AkzoNobel is a global expert in paint and coatings. Its products are used to decorate homes and businesses, protect pipelines and turbines, and to coat aircraft, automotive vehicles and even marine vessels.
Working with Newcastle University’s National Innovation Centre for Data (NICD), AkzoNobel’s representatives built predictive models that would provide customers with vital business insights, as well as a quality product. And – what’s more – they learned some of the skills that would allow them to turn more of their ideas into reality in future.
This is a real transformation for AkzoNobel; to develop from a company that sells paint, to a company that provides APIs and data, and is engaging with start-ups around predicting the performance of its coatings in the future. That's really exciting
AkzoNobel is the international firm behind recognised brands such as Dulux, Sikkens and Interpon powder coatings. As a leader in the field of paint and coatings, it is active in a variety of industries, including aerospace, oil and gas, mining, power and the marine shipping sector. It employs 35,000 people across the world and operates in more than 80 countries.

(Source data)
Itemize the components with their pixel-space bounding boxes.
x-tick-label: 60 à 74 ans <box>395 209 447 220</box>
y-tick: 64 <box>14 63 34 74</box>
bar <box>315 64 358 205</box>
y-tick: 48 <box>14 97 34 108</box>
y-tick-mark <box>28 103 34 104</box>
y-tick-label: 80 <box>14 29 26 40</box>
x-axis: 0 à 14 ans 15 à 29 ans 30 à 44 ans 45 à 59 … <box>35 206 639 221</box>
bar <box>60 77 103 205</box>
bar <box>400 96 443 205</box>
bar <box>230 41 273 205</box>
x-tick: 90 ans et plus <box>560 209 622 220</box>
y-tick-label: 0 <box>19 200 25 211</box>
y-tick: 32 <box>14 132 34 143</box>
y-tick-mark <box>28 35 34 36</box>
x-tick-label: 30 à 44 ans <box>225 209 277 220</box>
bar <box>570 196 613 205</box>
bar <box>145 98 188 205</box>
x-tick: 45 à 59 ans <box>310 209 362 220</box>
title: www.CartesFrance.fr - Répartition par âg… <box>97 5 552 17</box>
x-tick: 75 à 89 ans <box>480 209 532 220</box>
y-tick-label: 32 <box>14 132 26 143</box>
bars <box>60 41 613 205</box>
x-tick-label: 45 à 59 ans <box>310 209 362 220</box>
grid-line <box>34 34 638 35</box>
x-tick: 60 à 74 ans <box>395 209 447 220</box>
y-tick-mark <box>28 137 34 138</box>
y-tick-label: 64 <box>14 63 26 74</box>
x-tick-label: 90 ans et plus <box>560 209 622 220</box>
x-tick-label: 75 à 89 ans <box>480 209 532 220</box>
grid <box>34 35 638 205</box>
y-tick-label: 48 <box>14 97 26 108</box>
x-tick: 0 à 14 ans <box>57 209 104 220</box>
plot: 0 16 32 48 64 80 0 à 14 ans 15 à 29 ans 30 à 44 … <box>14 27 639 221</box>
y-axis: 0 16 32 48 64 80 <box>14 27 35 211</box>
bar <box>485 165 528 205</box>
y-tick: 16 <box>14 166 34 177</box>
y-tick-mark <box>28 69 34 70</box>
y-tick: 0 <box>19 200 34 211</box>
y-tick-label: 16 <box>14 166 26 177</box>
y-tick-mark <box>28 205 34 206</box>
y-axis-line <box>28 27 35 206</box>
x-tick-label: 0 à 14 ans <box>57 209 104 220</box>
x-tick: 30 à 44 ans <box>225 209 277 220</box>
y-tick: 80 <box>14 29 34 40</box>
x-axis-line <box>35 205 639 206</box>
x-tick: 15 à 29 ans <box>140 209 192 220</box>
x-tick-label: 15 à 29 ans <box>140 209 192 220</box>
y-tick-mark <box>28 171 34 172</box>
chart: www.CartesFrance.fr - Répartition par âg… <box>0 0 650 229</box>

> _Work to be completed_: Transcribe word for word the part of the AkzoNobel text above that starts at "AkzoNobel is a" and ends after "even marine vessels.".

> _Written solution_:
AkzoNobel is a global expert in paint and coatings. Its products are used to decorate homes and businesses, protect pipelines and turbines, and to coat aircraft, automotive vehicles and even marine vessels.